— Data for this exercise —
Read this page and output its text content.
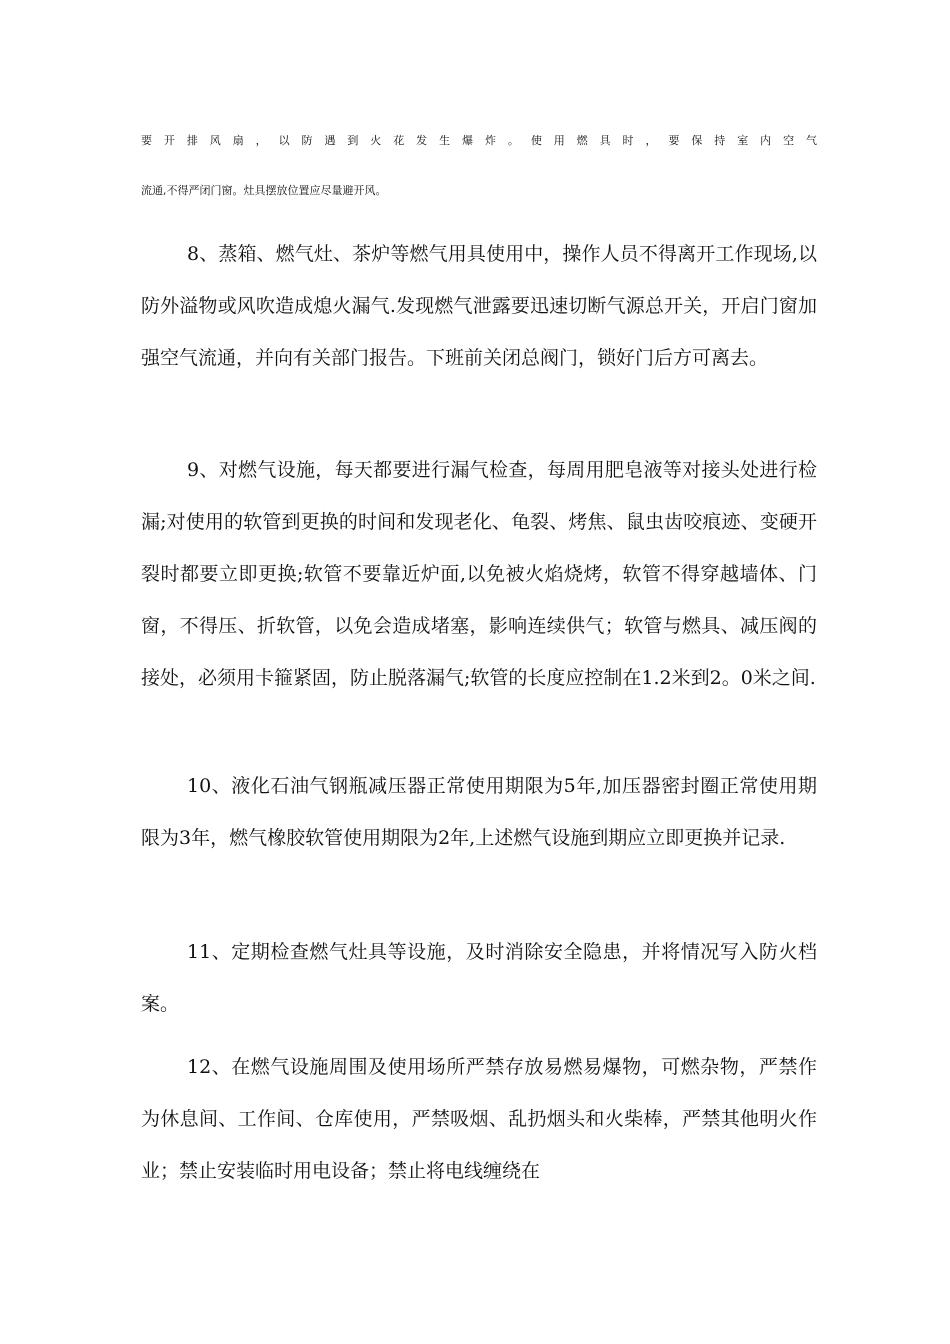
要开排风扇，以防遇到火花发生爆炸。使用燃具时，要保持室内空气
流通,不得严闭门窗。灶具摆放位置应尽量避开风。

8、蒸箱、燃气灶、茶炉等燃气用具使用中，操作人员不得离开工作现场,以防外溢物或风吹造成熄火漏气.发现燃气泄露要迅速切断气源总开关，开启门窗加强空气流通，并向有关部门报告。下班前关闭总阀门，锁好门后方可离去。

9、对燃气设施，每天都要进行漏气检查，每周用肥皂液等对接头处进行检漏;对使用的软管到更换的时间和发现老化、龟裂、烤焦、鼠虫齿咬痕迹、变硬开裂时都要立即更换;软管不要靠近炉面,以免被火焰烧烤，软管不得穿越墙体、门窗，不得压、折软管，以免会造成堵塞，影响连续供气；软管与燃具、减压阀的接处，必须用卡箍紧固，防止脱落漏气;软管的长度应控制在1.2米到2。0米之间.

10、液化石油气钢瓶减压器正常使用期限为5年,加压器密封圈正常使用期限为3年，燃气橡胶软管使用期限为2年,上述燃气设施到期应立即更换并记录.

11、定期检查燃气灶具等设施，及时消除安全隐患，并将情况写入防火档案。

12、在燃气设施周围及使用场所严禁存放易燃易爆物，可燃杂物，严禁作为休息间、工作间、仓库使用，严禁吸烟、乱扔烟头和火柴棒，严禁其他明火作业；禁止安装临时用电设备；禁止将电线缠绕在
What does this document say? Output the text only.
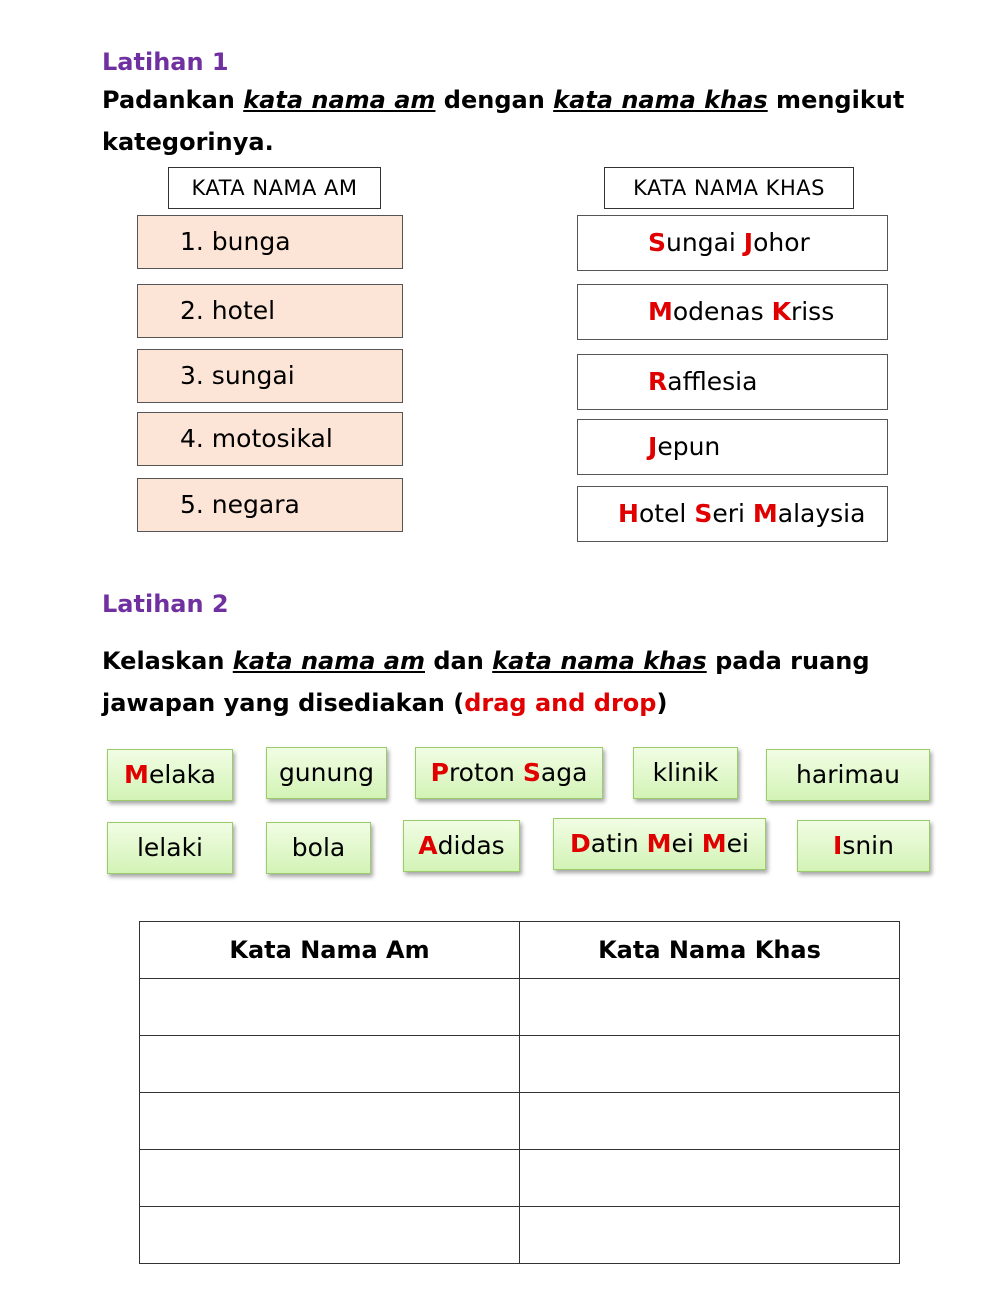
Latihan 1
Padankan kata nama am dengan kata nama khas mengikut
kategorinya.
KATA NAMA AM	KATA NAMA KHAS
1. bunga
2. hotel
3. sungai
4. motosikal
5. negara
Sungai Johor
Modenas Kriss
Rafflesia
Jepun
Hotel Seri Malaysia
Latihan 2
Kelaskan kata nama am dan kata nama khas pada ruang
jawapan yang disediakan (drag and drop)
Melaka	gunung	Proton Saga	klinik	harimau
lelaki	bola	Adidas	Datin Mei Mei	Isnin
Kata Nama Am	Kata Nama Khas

— What you should do —
Without including the pictures, return each record above exactly as it stands.

— Complete output —
Read this page and output its text content.
要开排风扇，以防遇到火花发生爆炸。使用燃具时，要保持室内空气
流通,不得严闭门窗。灶具摆放位置应尽量避开风。

8、蒸箱、燃气灶、茶炉等燃气用具使用中，操作人员不得离开工作现场,以防外溢物或风吹造成熄火漏气.发现燃气泄露要迅速切断气源总开关，开启门窗加强空气流通，并向有关部门报告。下班前关闭总阀门，锁好门后方可离去。

9、对燃气设施，每天都要进行漏气检查，每周用肥皂液等对接头处进行检漏;对使用的软管到更换的时间和发现老化、龟裂、烤焦、鼠虫齿咬痕迹、变硬开裂时都要立即更换;软管不要靠近炉面,以免被火焰烧烤，软管不得穿越墙体、门窗，不得压、折软管，以免会造成堵塞，影响连续供气；软管与燃具、减压阀的接处，必须用卡箍紧固，防止脱落漏气;软管的长度应控制在1.2米到2。0米之间.

10、液化石油气钢瓶减压器正常使用期限为5年,加压器密封圈正常使用期限为3年，燃气橡胶软管使用期限为2年,上述燃气设施到期应立即更换并记录.

11、定期检查燃气灶具等设施，及时消除安全隐患，并将情况写入防火档案。

12、在燃气设施周围及使用场所严禁存放易燃易爆物，可燃杂物，严禁作为休息间、工作间、仓库使用，严禁吸烟、乱扔烟头和火柴棒，严禁其他明火作业；禁止安装临时用电设备；禁止将电线缠绕在
What does this document say? Output the text only.
Latihan 1
Padankan kata nama am dengan kata nama khas mengikut
kategorinya.
KATA NAMA AM	KATA NAMA KHAS
1. bunga
2. hotel
3. sungai
4. motosikal
5. negara
Sungai Johor
Modenas Kriss
Rafflesia
Jepun
Hotel Seri Malaysia
Latihan 2
Kelaskan kata nama am dan kata nama khas pada ruang
jawapan yang disediakan (drag and drop)
Melaka	gunung	Proton Saga	klinik	harimau
lelaki	bola	Adidas	Datin Mei Mei	Isnin
Kata Nama Am	Kata Nama Khas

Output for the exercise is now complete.